# TASK GOAL
Where a line of the material contains the string "repost", copy that line.

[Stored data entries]
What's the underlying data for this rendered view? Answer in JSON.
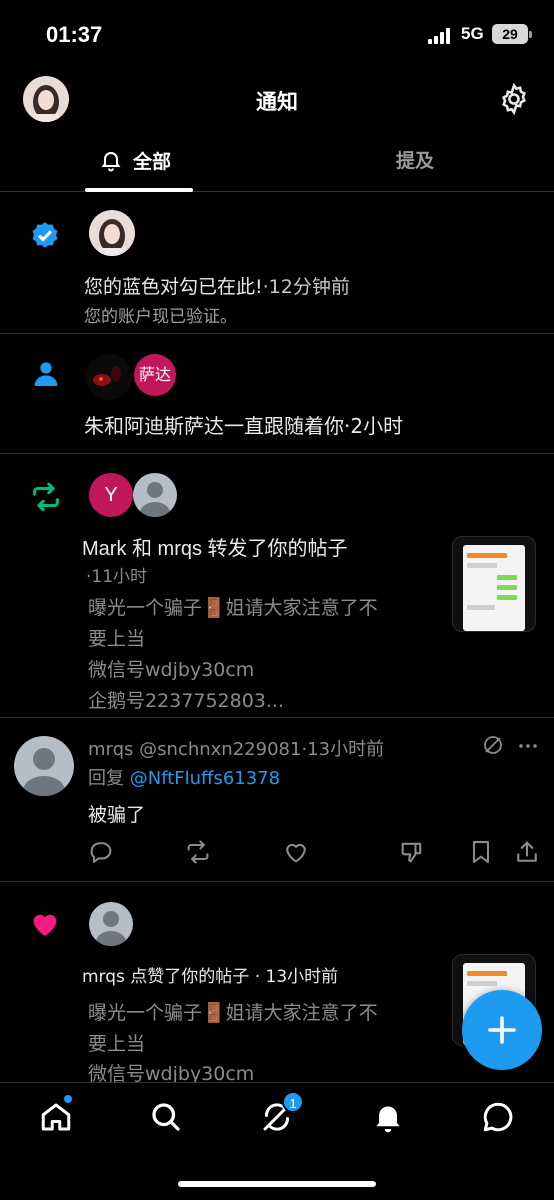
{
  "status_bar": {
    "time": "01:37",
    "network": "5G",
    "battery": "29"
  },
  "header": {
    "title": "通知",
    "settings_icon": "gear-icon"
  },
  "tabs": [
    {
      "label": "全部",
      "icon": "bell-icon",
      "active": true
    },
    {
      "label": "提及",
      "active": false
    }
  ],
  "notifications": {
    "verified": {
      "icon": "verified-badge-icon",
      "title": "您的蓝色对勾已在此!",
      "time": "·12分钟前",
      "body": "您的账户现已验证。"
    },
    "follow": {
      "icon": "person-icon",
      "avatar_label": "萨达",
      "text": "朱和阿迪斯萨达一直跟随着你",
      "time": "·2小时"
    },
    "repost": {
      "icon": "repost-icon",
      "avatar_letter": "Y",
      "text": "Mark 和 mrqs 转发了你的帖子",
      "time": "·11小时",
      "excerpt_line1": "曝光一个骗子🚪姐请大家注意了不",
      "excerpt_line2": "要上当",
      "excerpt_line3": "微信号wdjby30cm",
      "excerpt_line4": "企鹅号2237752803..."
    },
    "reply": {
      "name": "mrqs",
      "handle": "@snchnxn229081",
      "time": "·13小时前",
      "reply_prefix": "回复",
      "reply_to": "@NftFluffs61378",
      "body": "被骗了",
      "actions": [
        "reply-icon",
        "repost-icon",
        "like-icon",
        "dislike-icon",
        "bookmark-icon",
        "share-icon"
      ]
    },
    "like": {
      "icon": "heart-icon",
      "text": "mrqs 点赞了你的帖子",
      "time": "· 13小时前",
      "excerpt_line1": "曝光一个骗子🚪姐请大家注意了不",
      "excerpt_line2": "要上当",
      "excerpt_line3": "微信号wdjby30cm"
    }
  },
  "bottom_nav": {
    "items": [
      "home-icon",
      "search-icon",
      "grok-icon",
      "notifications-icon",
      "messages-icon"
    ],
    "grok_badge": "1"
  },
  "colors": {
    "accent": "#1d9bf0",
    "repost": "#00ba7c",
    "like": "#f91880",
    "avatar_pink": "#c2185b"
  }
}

# OUTPUT BELOW
    "repost": {
      "icon": "repost-icon",
        "repost-icon",
    "repost": "#00ba7c",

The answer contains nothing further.